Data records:
▼▼▼

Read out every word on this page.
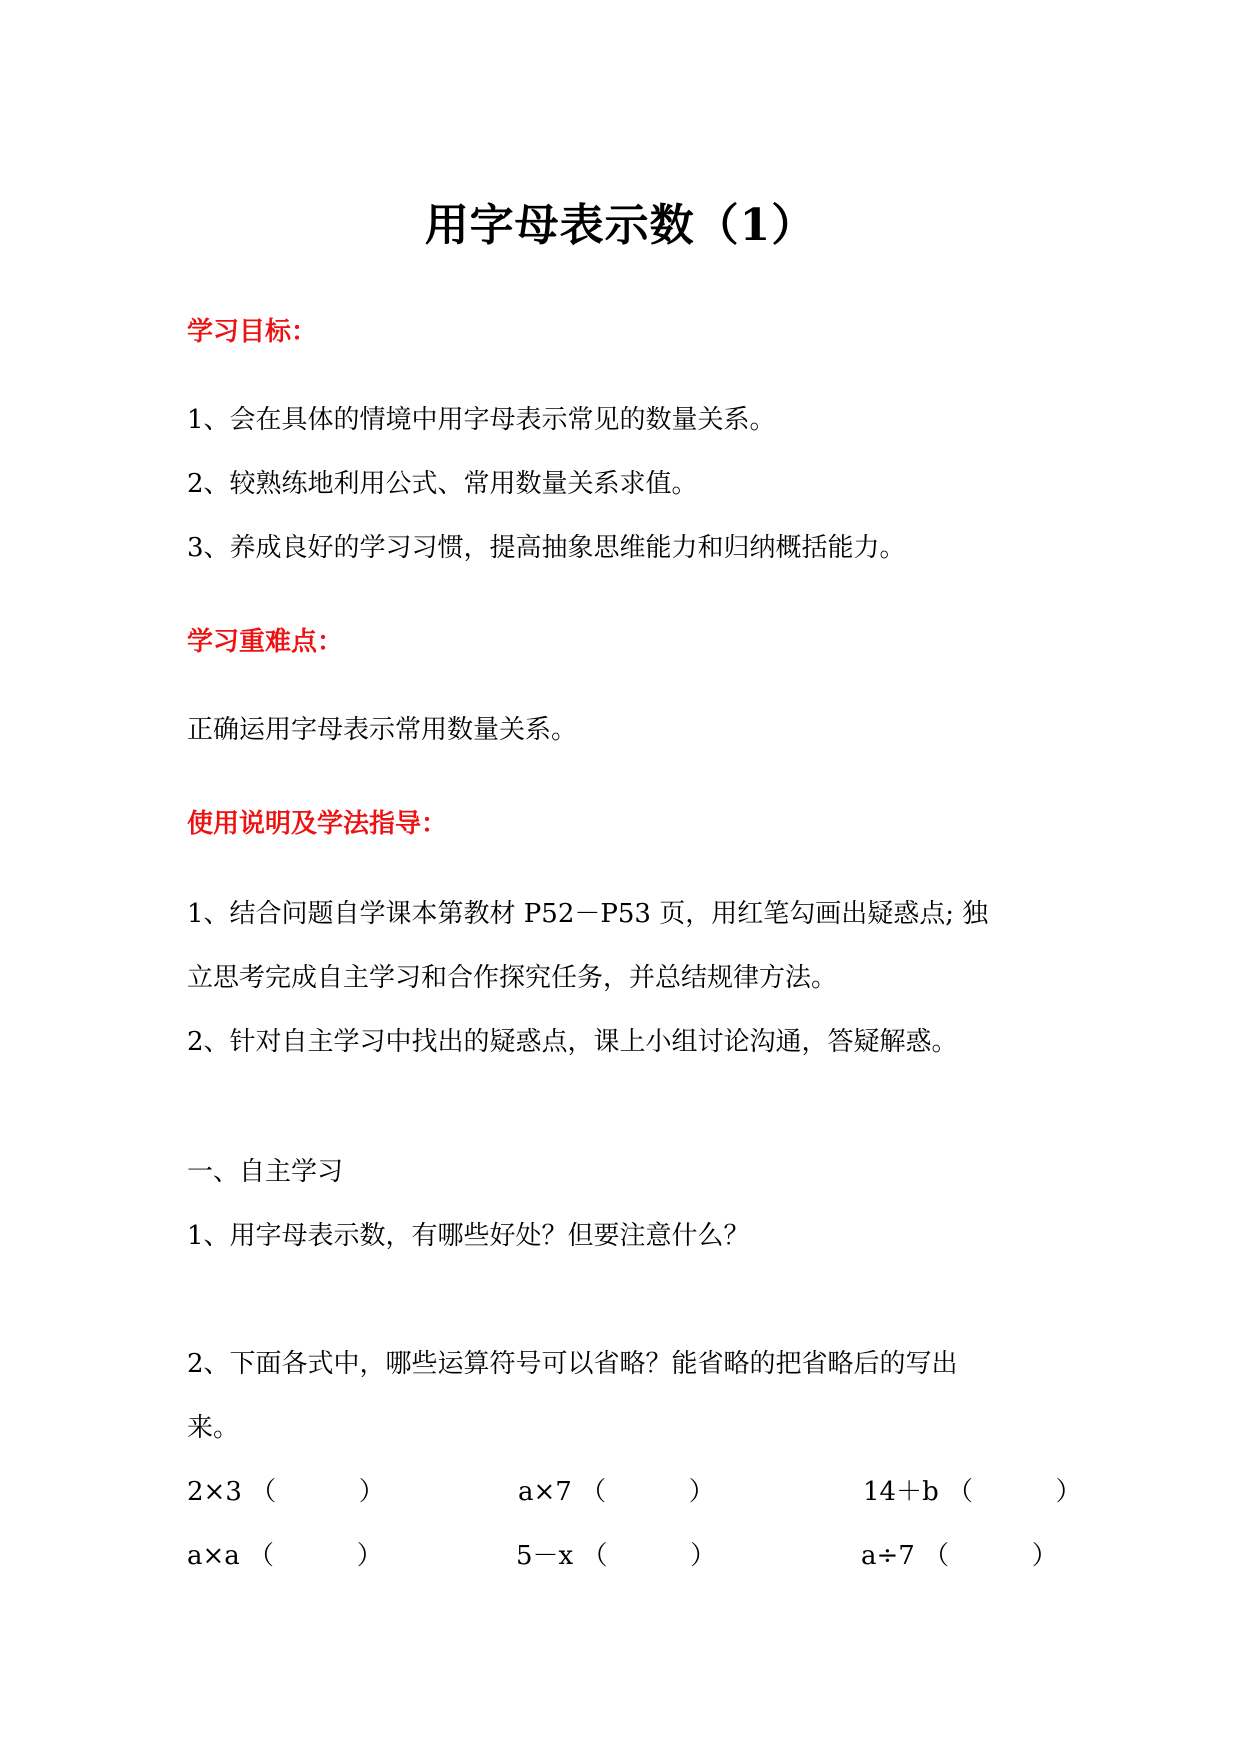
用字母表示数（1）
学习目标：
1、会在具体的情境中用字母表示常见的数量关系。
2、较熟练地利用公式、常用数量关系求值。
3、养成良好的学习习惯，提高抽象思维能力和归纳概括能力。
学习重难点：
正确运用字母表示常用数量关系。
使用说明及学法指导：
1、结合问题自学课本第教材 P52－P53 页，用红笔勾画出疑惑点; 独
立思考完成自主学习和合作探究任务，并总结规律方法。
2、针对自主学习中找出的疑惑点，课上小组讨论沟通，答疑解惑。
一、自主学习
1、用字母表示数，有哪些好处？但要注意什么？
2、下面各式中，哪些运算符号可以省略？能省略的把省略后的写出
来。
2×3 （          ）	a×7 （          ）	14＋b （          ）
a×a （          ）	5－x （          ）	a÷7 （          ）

▲▲▲
▼▼▼

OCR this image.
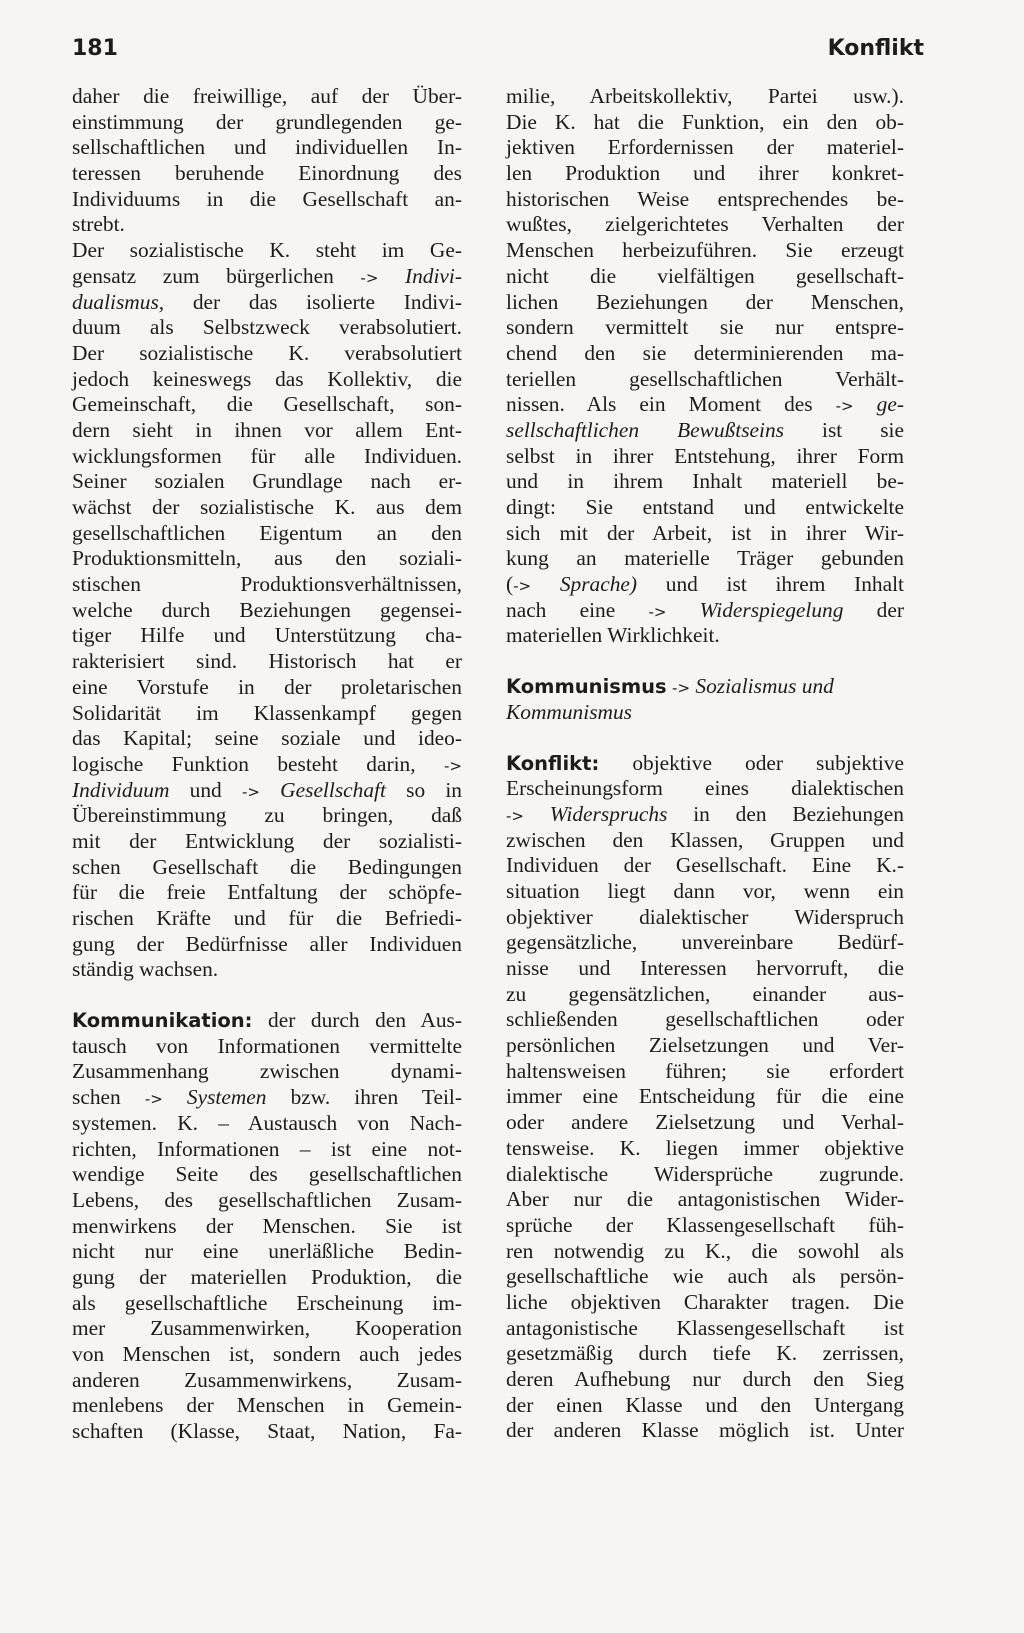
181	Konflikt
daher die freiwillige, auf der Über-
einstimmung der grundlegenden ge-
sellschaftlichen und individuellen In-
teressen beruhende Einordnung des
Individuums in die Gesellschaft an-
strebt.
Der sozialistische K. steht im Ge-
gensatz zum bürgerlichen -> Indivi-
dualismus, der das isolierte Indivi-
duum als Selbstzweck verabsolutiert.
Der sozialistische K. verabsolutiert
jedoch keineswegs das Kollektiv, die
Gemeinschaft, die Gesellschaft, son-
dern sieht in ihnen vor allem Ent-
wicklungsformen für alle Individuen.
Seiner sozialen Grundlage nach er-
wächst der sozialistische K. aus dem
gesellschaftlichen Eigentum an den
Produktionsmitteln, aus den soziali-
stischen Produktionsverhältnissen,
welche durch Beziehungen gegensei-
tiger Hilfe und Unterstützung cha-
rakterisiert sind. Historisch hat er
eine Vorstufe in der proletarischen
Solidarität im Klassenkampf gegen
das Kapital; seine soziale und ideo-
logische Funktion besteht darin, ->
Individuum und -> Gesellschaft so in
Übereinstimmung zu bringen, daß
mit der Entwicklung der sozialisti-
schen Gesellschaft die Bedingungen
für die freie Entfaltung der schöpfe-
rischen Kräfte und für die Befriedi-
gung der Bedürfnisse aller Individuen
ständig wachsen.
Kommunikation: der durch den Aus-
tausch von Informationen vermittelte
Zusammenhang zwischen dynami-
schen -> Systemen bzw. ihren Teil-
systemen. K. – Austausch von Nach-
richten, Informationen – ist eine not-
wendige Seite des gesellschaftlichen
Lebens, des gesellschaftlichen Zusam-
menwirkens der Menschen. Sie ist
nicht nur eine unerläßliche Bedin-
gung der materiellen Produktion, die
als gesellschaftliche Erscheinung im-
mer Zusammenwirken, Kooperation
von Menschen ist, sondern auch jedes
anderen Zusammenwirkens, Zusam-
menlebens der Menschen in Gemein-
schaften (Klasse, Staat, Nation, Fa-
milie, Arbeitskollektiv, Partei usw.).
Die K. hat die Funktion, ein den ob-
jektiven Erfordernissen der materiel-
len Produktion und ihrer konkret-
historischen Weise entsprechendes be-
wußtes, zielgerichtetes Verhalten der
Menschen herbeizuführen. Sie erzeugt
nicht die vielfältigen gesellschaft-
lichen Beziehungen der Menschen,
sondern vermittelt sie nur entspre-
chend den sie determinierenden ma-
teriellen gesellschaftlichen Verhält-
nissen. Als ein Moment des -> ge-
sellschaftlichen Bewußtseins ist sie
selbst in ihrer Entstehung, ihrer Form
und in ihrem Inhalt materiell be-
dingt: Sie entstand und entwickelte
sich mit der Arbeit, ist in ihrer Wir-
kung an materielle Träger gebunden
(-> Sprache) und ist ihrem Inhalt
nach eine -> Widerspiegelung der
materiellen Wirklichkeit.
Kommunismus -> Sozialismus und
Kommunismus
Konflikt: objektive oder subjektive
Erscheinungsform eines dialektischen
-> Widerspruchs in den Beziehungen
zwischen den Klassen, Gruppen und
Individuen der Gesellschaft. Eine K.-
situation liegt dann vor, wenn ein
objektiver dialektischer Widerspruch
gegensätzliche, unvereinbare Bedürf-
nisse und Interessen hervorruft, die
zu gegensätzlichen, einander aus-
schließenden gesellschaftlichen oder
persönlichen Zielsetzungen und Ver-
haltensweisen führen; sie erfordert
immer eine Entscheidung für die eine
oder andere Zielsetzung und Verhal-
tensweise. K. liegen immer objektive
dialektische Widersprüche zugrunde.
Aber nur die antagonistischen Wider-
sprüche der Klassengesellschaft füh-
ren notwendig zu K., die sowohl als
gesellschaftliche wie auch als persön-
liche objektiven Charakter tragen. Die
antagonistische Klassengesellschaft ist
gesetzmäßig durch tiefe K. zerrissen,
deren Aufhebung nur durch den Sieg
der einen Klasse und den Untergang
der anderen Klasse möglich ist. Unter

▲▲▲

* **Problem details**
Select every line above that contains the word "Kommunismus", and copy it.

* **The result**
Kommunismus -> Sozialismus und
Kommunismus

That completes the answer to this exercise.